Look for "Female" in each line of the entries, and return the matching lines.

Data supplied:
+---+

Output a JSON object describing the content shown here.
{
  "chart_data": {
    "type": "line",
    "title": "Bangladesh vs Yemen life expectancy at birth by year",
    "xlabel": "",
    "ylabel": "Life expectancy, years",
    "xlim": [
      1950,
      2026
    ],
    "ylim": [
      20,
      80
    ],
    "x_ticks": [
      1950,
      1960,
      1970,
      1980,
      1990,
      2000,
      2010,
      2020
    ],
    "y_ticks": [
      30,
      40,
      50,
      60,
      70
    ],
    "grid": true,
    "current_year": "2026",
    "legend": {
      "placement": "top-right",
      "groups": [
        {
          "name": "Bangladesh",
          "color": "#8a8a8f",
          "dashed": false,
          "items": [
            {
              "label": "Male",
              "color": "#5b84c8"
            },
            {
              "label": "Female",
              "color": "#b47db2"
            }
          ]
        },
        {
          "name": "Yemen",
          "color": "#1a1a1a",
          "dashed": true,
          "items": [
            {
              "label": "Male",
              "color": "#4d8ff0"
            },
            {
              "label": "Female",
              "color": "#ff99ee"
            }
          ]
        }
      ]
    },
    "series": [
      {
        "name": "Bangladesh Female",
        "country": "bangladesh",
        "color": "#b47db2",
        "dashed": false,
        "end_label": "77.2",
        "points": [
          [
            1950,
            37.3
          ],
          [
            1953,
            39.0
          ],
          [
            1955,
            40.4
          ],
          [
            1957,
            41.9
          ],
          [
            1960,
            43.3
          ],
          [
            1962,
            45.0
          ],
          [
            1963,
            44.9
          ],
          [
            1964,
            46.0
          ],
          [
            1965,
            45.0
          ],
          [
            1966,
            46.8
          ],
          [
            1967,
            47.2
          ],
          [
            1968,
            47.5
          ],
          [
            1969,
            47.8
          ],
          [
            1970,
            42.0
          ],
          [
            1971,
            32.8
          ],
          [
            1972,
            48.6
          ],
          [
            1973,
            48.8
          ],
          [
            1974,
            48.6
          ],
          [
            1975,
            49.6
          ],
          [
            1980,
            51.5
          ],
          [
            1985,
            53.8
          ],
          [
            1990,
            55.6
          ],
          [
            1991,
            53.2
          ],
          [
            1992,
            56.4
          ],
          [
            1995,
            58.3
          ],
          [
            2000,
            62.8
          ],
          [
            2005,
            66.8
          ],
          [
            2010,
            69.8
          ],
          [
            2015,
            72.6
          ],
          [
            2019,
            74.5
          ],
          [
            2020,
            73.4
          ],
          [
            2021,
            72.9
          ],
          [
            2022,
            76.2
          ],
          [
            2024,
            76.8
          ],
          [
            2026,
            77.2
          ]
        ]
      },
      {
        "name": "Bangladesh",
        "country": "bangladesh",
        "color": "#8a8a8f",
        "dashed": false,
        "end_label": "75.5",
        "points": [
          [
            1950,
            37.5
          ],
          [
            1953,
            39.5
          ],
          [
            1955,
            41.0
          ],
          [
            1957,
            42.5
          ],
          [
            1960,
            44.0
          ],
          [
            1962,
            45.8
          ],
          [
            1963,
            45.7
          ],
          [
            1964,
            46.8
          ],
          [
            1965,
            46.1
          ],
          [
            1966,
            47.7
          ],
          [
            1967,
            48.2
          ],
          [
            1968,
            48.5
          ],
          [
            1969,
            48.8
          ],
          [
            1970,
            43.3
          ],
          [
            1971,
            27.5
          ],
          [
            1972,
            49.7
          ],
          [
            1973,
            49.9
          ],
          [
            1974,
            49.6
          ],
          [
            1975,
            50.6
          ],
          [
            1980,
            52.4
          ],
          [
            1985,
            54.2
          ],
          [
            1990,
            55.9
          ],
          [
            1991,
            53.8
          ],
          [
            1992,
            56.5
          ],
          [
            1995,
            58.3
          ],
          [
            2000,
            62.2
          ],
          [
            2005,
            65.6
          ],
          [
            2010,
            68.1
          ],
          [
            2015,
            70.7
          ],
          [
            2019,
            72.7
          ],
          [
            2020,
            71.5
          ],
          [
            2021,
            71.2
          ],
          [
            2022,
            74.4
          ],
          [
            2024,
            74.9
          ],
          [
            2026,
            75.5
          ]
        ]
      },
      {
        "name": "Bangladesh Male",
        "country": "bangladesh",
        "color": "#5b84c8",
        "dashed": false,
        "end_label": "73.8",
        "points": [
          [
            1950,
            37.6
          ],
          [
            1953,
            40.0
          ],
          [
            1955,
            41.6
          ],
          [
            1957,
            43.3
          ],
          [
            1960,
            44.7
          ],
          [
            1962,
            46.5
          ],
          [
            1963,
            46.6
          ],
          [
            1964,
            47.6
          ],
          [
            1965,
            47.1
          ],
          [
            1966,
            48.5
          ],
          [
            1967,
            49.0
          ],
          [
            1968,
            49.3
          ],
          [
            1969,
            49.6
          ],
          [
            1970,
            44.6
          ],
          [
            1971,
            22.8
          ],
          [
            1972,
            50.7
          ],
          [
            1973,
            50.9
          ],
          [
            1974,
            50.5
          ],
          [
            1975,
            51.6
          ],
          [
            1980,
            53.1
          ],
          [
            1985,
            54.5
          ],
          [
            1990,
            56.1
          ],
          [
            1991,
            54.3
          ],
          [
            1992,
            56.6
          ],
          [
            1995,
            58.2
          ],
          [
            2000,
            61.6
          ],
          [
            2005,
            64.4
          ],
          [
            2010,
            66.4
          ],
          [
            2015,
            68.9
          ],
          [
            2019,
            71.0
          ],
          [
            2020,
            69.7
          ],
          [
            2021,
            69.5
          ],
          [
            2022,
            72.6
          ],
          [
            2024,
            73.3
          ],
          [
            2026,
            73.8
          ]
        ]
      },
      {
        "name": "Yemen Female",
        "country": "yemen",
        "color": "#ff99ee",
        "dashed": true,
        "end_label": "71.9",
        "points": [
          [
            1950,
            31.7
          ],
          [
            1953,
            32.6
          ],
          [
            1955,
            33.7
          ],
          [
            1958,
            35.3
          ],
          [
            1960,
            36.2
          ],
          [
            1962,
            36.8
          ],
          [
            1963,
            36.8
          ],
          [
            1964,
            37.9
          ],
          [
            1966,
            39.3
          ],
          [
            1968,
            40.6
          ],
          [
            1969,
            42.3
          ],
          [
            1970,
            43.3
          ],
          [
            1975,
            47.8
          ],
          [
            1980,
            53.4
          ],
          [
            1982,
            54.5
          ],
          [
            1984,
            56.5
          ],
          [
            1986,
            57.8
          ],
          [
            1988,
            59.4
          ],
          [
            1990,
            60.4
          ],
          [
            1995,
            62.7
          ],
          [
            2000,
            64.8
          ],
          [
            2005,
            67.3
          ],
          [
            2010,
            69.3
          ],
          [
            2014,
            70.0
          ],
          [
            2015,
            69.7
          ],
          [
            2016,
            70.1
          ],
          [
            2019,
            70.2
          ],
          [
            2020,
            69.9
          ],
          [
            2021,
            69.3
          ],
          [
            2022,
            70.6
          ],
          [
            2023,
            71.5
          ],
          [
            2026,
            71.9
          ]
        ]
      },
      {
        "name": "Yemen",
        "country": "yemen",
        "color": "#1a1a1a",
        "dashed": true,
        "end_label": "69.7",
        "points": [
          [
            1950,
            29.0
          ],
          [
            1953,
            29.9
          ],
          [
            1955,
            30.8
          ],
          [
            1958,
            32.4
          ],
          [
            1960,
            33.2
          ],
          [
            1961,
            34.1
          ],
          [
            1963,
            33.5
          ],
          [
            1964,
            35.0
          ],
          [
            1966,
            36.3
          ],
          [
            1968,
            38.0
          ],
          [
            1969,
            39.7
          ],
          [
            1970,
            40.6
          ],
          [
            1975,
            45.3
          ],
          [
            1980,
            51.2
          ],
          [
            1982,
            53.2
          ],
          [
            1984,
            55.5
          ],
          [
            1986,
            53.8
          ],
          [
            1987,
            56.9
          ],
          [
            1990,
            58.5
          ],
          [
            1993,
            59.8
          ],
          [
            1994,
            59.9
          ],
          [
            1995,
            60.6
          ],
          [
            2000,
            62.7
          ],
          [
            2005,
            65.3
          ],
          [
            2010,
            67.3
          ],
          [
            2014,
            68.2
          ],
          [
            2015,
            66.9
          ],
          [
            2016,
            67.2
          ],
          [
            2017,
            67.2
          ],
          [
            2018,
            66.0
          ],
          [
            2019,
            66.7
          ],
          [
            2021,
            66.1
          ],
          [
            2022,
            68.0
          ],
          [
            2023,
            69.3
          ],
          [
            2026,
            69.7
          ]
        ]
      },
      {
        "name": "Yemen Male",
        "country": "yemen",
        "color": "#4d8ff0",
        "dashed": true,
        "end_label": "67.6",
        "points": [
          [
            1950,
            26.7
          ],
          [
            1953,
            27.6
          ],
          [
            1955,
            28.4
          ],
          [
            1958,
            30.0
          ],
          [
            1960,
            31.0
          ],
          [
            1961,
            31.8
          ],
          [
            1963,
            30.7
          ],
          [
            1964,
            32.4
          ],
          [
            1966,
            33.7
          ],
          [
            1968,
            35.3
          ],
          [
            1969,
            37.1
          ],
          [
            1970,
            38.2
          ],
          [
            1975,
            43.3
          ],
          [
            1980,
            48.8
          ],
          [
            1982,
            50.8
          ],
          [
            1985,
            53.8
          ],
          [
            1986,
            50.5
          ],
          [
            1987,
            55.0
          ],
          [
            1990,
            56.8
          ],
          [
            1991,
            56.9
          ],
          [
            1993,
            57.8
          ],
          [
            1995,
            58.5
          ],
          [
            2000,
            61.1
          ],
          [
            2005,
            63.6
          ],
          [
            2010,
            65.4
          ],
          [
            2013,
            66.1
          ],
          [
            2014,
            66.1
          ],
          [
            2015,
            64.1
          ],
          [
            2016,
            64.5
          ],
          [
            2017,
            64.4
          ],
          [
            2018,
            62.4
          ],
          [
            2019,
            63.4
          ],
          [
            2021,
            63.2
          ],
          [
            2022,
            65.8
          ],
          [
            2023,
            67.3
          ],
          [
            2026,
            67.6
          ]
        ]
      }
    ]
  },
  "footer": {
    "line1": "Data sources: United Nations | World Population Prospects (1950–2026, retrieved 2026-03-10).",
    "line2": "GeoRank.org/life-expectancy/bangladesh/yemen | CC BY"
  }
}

+---+

In response:
              "label": "Female",
              "label": "Female",
        "name": "Bangladesh Female",
        "name": "Yemen Female",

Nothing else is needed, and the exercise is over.